------ RECORD LIST

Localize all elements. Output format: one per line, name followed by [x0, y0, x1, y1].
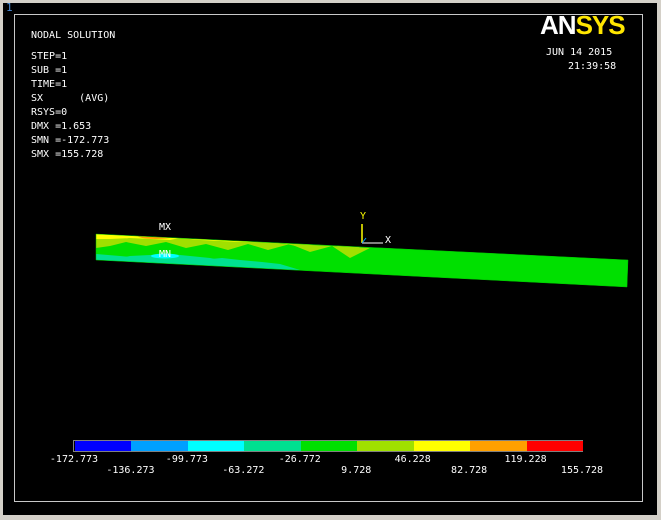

------------
------ RECORD LIST

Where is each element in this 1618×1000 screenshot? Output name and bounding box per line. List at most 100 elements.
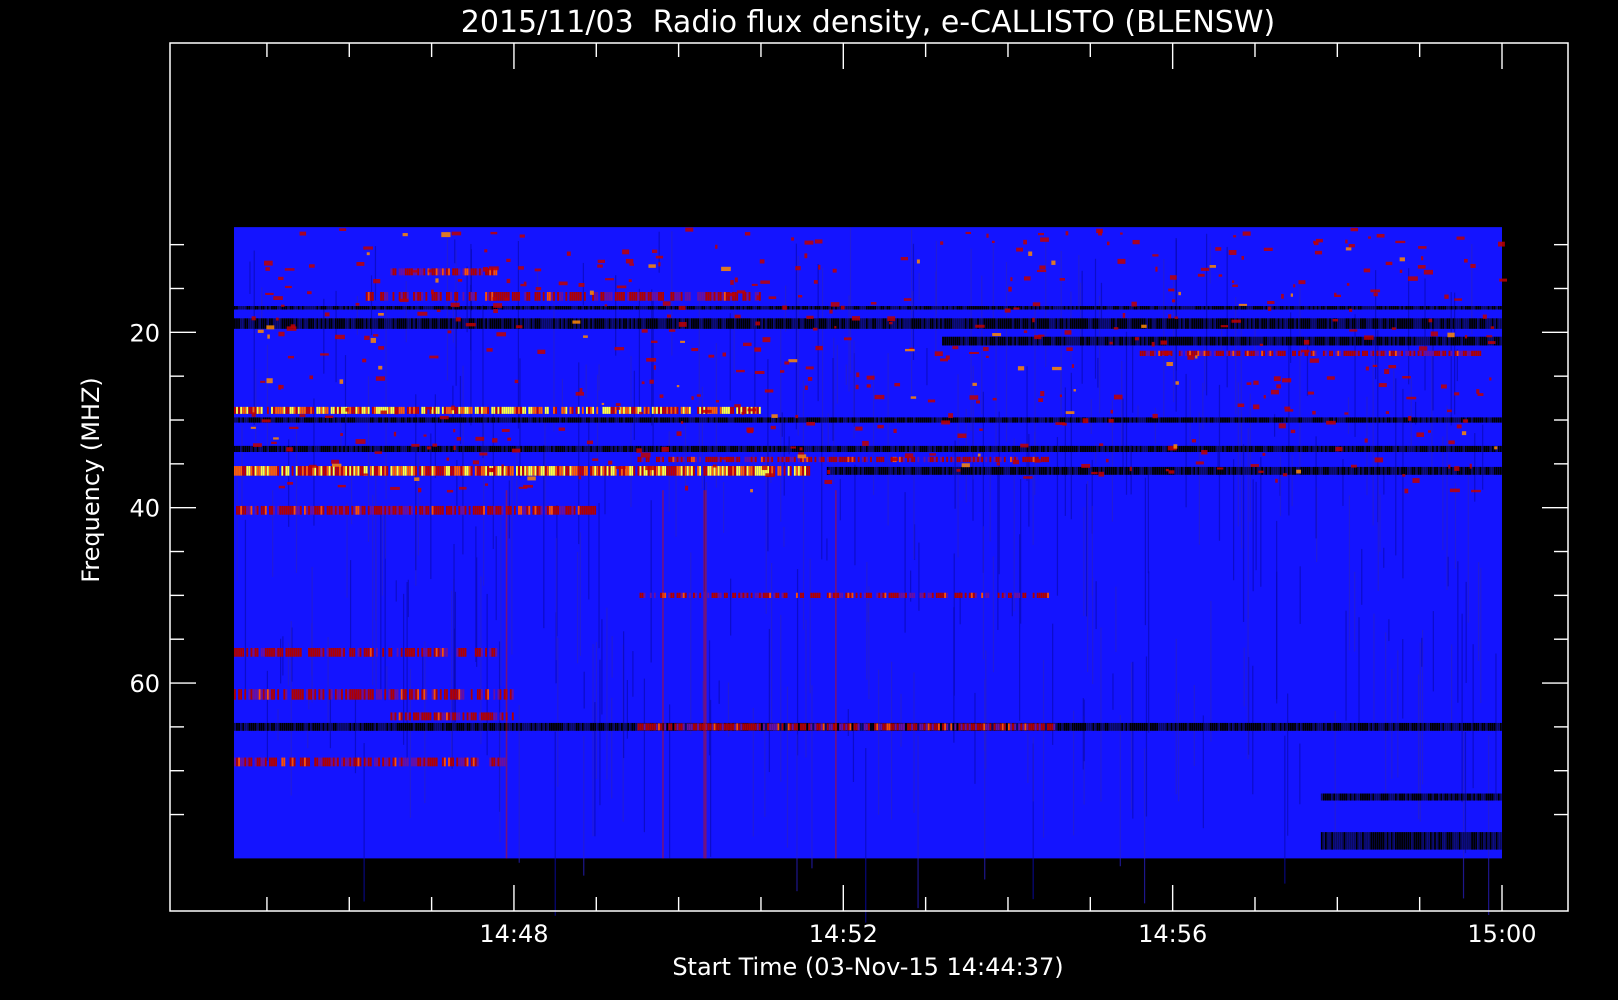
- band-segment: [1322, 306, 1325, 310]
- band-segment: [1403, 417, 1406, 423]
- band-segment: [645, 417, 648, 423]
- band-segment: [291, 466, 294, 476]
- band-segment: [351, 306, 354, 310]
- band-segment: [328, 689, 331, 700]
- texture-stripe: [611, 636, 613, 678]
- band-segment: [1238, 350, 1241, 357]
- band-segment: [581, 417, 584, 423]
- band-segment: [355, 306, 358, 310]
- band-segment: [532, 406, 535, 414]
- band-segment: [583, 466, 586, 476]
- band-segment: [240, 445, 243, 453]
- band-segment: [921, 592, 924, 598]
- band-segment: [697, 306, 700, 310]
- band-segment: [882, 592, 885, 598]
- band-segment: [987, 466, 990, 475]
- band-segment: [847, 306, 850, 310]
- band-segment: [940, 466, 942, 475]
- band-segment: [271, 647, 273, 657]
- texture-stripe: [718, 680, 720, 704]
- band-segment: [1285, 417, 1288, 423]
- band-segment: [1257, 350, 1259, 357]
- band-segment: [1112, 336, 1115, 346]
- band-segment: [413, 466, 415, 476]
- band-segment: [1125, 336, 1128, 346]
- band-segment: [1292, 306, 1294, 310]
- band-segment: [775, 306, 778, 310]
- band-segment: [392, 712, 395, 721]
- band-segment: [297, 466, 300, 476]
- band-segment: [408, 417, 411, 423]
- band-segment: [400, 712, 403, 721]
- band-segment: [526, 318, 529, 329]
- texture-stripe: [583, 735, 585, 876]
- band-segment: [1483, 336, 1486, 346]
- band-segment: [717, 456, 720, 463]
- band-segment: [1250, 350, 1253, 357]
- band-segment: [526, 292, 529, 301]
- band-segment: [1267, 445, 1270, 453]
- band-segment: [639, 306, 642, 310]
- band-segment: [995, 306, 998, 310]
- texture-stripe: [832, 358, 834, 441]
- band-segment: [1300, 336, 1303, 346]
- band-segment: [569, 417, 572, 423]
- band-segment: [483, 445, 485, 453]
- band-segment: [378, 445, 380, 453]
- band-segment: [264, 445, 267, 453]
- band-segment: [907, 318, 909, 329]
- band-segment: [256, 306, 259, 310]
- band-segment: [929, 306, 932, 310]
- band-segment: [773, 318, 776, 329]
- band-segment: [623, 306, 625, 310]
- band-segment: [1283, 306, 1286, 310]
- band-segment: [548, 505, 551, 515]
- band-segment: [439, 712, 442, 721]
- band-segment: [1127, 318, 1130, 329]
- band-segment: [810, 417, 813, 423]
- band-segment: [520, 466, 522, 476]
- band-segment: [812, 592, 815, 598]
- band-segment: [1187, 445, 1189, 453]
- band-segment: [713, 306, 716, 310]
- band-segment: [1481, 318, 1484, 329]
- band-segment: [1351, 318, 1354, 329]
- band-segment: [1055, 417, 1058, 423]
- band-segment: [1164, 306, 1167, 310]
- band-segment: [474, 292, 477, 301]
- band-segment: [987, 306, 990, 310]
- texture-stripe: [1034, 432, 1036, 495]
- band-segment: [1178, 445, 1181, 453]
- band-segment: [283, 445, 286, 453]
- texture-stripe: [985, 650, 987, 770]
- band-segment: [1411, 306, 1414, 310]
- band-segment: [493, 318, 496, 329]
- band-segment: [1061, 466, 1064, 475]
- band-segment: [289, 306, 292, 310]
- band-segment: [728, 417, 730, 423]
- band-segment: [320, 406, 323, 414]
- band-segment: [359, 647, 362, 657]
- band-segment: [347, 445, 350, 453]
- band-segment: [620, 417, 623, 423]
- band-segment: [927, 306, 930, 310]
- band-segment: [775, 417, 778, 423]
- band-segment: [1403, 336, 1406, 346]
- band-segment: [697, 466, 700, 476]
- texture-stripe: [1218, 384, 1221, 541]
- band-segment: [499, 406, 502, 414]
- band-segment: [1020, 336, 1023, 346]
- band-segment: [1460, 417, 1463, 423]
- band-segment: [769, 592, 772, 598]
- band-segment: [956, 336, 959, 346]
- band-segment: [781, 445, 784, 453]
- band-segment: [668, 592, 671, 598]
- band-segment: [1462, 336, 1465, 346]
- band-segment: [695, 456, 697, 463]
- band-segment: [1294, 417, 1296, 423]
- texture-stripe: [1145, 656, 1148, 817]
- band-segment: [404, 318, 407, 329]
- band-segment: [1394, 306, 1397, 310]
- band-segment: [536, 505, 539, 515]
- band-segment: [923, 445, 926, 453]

------------
------ RECORD LIST

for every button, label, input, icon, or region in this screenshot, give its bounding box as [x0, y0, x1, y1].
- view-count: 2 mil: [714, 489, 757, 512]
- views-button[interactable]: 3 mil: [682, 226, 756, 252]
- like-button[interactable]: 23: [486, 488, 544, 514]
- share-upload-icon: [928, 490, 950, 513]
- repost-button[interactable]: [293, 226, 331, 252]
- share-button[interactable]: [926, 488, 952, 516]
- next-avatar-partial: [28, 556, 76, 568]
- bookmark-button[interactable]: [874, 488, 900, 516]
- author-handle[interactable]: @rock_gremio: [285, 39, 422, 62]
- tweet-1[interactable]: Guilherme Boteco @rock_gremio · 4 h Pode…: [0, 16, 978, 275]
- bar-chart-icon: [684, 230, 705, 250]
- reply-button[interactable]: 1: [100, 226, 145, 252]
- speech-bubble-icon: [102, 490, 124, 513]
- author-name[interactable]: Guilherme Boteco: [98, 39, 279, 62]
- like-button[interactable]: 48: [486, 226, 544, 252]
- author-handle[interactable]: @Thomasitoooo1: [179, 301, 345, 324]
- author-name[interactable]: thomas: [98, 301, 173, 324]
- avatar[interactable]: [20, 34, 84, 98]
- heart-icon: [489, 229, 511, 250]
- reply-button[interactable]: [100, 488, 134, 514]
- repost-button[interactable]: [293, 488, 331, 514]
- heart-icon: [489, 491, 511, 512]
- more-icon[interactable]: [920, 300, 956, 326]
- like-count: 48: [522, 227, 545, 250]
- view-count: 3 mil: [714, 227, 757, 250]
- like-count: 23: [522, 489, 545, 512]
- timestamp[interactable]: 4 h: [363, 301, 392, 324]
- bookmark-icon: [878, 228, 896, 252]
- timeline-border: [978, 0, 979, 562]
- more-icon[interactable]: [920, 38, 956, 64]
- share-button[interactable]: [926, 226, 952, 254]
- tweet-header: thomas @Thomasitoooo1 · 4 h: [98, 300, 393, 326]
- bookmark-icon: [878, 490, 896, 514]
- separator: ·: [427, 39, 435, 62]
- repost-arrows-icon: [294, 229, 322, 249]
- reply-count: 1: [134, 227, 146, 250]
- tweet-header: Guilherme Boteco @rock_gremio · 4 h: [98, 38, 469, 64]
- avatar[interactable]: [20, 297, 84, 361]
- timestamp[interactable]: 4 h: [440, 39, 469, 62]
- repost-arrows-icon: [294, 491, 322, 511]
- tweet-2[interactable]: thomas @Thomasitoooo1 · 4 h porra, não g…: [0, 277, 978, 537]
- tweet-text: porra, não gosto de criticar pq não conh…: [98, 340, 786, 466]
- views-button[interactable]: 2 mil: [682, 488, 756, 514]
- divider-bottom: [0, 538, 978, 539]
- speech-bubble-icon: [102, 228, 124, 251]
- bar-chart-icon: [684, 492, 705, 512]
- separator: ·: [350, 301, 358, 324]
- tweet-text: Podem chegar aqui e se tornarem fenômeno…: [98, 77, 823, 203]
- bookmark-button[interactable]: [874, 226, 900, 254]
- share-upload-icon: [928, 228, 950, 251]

------------

Return, unchanged, the lines of the material from the line with "for every button, label, input, icon, or" through the line with "- repost-arrows-icon: [294, 229, 322, 249]", including both of those lines.

OUTPUT BELOW.
for every button, label, input, icon, or region in this screenshot, give its bounding box as [x0, y0, x1, y1].
- view-count: 2 mil: [714, 489, 757, 512]
- views-button[interactable]: 3 mil: [682, 226, 756, 252]
- like-button[interactable]: 23: [486, 488, 544, 514]
- share-upload-icon: [928, 490, 950, 513]
- repost-button[interactable]: [293, 226, 331, 252]
- share-button[interactable]: [926, 488, 952, 516]
- next-avatar-partial: [28, 556, 76, 568]
- bookmark-button[interactable]: [874, 488, 900, 516]
- author-handle[interactable]: @rock_gremio: [285, 39, 422, 62]
- tweet-1[interactable]: Guilherme Boteco @rock_gremio · 4 h Pode…: [0, 16, 978, 275]
- bar-chart-icon: [684, 230, 705, 250]
- reply-button[interactable]: 1: [100, 226, 145, 252]
- speech-bubble-icon: [102, 490, 124, 513]
- author-name[interactable]: Guilherme Boteco: [98, 39, 279, 62]
- like-button[interactable]: 48: [486, 226, 544, 252]
- author-handle[interactable]: @Thomasitoooo1: [179, 301, 345, 324]
- author-name[interactable]: thomas: [98, 301, 173, 324]
- avatar[interactable]: [20, 34, 84, 98]
- heart-icon: [489, 229, 511, 250]
- reply-button[interactable]: [100, 488, 134, 514]
- repost-button[interactable]: [293, 488, 331, 514]
- heart-icon: [489, 491, 511, 512]
- more-icon[interactable]: [920, 300, 956, 326]
- like-count: 48: [522, 227, 545, 250]
- view-count: 3 mil: [714, 227, 757, 250]
- like-count: 23: [522, 489, 545, 512]
- timestamp[interactable]: 4 h: [363, 301, 392, 324]
- bookmark-icon: [878, 228, 896, 252]
- timeline-border: [978, 0, 979, 562]
- more-icon[interactable]: [920, 38, 956, 64]
- share-button[interactable]: [926, 226, 952, 254]
- tweet-header: thomas @Thomasitoooo1 · 4 h: [98, 300, 393, 326]
- bookmark-icon: [878, 490, 896, 514]
- separator: ·: [427, 39, 435, 62]
- repost-arrows-icon: [294, 229, 322, 249]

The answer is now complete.